What you should do >> Count every line in the entries that contains "Fíjate". Report that count alone.

Exercise materials >>
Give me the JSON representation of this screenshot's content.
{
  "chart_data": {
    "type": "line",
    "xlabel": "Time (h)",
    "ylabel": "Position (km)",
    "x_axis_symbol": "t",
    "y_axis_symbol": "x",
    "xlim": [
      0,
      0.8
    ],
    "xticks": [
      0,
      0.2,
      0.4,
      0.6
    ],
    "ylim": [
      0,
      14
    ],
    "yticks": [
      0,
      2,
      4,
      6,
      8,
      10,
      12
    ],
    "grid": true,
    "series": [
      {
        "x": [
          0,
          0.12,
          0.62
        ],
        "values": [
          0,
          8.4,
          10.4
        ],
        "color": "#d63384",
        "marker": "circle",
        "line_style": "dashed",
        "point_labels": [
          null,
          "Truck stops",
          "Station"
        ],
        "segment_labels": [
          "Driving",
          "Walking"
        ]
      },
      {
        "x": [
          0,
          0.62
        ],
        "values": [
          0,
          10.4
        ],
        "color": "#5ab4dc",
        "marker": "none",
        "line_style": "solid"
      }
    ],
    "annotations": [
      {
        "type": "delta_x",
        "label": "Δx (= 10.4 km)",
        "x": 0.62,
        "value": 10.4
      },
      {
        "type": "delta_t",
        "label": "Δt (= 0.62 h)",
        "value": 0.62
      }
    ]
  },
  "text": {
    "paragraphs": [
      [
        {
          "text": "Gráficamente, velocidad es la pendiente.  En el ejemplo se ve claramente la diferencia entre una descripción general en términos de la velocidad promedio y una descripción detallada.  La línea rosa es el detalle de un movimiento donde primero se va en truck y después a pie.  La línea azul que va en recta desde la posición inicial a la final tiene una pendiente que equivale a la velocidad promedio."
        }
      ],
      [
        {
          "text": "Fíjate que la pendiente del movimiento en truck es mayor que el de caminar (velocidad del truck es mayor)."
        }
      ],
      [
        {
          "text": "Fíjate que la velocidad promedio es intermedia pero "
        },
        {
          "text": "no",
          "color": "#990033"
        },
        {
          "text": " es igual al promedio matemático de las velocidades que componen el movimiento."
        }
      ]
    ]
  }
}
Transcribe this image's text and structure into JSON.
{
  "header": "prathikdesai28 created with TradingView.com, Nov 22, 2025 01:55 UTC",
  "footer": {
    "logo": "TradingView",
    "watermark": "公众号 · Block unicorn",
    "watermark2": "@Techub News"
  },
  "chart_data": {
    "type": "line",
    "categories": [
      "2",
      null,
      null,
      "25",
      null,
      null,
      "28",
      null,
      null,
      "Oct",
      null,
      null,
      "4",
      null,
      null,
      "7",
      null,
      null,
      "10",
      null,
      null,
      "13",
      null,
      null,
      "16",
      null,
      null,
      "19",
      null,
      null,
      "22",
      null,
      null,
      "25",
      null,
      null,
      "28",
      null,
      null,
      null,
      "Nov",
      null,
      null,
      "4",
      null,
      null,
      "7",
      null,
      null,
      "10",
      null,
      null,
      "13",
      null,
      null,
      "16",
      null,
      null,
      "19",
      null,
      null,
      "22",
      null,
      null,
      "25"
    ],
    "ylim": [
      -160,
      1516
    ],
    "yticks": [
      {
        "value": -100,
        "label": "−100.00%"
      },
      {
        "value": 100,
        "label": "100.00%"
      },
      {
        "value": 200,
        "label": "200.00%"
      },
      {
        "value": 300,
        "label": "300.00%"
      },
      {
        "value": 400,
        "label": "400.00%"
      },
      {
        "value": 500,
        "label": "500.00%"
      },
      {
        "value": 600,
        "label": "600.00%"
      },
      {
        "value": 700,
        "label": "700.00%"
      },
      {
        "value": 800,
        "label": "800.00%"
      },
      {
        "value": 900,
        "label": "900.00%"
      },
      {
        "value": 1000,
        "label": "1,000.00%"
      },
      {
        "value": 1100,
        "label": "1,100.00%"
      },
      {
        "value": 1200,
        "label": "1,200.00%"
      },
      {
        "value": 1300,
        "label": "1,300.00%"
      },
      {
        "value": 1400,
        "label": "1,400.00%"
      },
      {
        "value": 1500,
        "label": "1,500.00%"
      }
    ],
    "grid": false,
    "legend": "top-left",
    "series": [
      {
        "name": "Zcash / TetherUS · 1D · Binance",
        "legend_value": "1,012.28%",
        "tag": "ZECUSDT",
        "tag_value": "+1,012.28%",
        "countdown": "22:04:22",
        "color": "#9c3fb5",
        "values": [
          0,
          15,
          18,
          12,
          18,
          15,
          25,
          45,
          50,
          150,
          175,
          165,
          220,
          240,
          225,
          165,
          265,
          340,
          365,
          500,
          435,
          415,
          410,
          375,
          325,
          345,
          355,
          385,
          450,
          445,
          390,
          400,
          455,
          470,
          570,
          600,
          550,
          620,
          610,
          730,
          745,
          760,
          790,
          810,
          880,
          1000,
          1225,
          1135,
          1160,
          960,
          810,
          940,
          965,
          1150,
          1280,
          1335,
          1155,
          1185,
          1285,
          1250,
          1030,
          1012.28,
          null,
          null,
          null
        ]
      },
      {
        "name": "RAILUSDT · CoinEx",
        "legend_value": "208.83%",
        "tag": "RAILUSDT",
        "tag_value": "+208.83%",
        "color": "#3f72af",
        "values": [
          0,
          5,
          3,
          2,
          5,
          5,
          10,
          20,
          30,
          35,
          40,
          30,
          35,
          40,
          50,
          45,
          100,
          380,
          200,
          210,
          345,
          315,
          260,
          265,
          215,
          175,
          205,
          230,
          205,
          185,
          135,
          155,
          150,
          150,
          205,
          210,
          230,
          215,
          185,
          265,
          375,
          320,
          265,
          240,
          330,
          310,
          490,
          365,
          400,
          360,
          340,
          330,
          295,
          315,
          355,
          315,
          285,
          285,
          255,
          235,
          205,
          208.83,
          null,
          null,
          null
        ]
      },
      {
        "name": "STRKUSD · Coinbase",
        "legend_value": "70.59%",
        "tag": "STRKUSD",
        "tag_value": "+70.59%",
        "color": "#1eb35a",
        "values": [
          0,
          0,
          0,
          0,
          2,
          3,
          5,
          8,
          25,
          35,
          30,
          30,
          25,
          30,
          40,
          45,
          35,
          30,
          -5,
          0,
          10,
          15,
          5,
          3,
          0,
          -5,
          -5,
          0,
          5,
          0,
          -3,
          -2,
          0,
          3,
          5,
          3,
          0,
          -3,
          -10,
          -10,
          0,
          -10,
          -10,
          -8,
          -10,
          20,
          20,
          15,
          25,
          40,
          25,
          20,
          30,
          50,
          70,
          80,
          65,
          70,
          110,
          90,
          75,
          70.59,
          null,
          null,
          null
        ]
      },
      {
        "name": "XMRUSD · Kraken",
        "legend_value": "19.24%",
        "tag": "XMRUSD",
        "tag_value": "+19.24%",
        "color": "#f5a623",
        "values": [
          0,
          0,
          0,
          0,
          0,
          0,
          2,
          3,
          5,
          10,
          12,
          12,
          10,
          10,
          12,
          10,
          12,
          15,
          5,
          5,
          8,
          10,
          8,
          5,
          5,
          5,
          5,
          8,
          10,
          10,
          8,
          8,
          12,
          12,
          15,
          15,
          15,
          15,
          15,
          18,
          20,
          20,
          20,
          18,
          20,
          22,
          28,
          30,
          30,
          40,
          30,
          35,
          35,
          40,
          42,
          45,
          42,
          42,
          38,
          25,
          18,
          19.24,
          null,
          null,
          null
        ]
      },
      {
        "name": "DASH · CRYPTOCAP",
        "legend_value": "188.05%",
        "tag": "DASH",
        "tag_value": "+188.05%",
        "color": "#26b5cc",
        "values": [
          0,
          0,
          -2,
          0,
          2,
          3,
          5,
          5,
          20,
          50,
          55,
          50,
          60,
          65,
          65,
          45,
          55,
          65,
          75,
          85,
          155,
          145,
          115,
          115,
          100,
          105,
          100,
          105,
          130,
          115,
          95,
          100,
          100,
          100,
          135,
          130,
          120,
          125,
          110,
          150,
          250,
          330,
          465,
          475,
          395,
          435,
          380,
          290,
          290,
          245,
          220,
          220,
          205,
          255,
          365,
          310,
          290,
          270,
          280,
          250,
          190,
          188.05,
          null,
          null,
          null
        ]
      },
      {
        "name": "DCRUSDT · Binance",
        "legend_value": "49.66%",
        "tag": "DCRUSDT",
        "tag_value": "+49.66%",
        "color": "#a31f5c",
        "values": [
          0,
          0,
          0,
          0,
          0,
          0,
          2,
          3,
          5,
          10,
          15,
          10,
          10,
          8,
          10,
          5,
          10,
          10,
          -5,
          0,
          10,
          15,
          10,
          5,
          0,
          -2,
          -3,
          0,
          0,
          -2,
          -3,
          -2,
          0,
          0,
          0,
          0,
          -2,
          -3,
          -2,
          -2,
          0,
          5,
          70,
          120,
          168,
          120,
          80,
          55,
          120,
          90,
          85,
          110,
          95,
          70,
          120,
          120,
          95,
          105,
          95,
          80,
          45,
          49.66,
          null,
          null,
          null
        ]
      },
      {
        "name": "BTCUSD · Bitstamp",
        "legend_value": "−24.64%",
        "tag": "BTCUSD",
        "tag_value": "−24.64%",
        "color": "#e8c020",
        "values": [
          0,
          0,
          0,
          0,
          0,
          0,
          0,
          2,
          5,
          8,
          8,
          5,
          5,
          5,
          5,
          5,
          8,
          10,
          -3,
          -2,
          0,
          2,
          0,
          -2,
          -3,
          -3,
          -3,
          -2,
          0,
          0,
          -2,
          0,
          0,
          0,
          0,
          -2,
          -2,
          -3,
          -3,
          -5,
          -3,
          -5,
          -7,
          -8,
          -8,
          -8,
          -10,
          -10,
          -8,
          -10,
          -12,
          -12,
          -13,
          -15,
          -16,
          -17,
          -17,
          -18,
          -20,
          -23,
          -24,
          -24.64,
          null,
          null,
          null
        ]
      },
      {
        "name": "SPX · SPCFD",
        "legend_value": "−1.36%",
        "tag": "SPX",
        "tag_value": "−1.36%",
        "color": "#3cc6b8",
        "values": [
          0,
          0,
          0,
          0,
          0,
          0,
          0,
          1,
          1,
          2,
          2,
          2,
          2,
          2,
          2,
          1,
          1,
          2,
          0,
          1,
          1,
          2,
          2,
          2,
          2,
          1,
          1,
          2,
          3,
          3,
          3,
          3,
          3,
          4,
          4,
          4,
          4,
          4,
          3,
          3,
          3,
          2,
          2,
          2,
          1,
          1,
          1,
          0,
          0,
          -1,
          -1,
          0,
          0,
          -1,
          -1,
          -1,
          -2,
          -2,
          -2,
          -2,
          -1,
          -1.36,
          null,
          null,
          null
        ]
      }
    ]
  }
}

Expected output >> 2